▸ **DIRECTIONS FOR THIS TASK**:
Reproduce the rows verbatim, starting from the first row and ending with the line that contains "summary-card: 今日 34", both ends included.

──────── SUPPLIED MATERIAL

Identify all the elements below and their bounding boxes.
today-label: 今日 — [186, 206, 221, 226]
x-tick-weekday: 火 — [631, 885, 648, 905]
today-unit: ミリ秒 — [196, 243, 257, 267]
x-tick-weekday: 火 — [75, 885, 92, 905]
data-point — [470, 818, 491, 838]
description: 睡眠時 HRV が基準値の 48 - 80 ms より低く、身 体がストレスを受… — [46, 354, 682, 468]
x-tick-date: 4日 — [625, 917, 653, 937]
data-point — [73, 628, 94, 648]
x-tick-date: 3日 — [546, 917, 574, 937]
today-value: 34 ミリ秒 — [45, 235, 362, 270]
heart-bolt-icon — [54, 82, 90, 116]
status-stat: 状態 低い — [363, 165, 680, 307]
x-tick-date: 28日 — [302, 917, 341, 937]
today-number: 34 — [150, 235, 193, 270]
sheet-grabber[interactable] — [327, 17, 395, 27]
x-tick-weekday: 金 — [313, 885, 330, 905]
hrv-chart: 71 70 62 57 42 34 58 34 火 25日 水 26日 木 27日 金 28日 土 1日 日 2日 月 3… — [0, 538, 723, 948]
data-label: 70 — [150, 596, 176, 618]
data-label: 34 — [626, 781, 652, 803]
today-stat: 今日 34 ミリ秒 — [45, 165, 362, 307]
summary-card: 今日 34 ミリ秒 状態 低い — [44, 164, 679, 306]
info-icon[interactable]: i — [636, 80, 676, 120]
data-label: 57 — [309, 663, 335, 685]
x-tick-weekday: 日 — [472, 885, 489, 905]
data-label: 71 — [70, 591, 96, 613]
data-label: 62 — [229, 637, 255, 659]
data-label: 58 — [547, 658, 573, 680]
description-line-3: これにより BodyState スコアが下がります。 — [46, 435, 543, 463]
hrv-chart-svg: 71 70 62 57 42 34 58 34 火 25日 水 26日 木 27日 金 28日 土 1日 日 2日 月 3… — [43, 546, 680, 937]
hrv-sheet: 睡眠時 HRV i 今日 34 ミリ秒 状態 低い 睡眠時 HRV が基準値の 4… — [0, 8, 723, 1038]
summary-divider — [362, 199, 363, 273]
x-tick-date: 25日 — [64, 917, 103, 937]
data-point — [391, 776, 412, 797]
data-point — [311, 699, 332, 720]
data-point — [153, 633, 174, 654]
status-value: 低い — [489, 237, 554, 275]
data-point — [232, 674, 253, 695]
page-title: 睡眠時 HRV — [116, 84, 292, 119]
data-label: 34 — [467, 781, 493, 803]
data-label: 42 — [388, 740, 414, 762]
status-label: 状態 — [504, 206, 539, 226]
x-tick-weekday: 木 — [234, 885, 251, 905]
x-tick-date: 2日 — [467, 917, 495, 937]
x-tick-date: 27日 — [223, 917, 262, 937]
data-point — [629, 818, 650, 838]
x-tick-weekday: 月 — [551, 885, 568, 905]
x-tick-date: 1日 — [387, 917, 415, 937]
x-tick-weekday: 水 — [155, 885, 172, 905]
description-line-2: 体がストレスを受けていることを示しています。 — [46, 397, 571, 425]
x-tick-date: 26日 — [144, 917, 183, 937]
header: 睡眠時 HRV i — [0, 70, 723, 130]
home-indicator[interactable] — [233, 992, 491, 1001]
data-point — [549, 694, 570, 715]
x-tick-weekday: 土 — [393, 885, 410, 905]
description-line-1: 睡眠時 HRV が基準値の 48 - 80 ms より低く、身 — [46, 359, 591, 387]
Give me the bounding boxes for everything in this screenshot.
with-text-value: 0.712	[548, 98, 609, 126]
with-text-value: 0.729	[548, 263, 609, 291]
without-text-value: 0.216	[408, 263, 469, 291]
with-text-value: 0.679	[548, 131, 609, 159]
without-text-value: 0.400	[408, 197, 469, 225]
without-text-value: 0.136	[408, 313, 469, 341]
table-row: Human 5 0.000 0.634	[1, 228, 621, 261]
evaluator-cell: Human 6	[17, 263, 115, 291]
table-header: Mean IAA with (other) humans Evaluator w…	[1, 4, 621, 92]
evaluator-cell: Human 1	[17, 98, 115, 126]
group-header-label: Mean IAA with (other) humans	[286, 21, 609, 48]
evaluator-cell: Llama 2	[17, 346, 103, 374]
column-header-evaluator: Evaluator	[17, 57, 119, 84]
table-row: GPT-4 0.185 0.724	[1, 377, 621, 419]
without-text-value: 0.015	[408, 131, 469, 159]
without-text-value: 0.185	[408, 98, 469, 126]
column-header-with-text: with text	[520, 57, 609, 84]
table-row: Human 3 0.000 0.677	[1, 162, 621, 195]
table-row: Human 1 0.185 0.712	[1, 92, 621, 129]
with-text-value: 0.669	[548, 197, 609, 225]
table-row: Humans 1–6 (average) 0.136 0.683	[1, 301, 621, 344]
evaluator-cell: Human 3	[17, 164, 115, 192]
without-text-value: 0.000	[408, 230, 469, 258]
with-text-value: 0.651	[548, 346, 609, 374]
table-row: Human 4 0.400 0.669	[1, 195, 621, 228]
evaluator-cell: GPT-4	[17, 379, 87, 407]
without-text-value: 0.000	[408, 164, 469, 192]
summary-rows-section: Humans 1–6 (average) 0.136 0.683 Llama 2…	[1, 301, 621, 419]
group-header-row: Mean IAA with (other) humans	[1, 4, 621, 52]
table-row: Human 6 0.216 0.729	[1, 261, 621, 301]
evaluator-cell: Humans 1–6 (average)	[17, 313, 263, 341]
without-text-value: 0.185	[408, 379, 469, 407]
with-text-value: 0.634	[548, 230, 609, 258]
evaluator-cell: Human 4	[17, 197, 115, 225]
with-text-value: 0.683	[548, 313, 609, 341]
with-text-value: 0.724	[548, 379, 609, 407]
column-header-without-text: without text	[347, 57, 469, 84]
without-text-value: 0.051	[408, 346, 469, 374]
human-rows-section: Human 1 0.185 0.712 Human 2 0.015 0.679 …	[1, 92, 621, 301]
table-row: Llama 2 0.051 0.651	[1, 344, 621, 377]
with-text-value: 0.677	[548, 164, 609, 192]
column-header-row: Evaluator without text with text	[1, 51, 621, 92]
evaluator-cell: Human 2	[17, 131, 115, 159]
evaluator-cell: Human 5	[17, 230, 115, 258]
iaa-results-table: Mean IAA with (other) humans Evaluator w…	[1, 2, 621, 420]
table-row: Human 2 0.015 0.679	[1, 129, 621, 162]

────────────────

▸ **SOLUTION TO THE PROBLEM**:
Identify all the elements below and their bounding boxes.
today-label: 今日 — [186, 206, 221, 226]
x-tick-weekday: 火 — [631, 885, 648, 905]
today-unit: ミリ秒 — [196, 243, 257, 267]
x-tick-weekday: 火 — [75, 885, 92, 905]
data-point — [470, 818, 491, 838]
description: 睡眠時 HRV が基準値の 48 - 80 ms より低く、身 体がストレスを受… — [46, 354, 682, 468]
x-tick-date: 4日 — [625, 917, 653, 937]
data-point — [73, 628, 94, 648]
x-tick-date: 3日 — [546, 917, 574, 937]
today-value: 34 ミリ秒 — [45, 235, 362, 270]
heart-bolt-icon — [54, 82, 90, 116]
status-stat: 状態 低い — [363, 165, 680, 307]
x-tick-date: 28日 — [302, 917, 341, 937]
today-number: 34 — [150, 235, 193, 270]
sheet-grabber[interactable] — [327, 17, 395, 27]
x-tick-weekday: 金 — [313, 885, 330, 905]
hrv-chart: 71 70 62 57 42 34 58 34 火 25日 水 26日 木 27日 金 28日 土 1日 日 2日 月 3… — [0, 538, 723, 948]
data-label: 70 — [150, 596, 176, 618]
data-label: 34 — [626, 781, 652, 803]
today-stat: 今日 34 ミリ秒 — [45, 165, 362, 307]
summary-card: 今日 34 ミリ秒 状態 低い — [44, 164, 679, 306]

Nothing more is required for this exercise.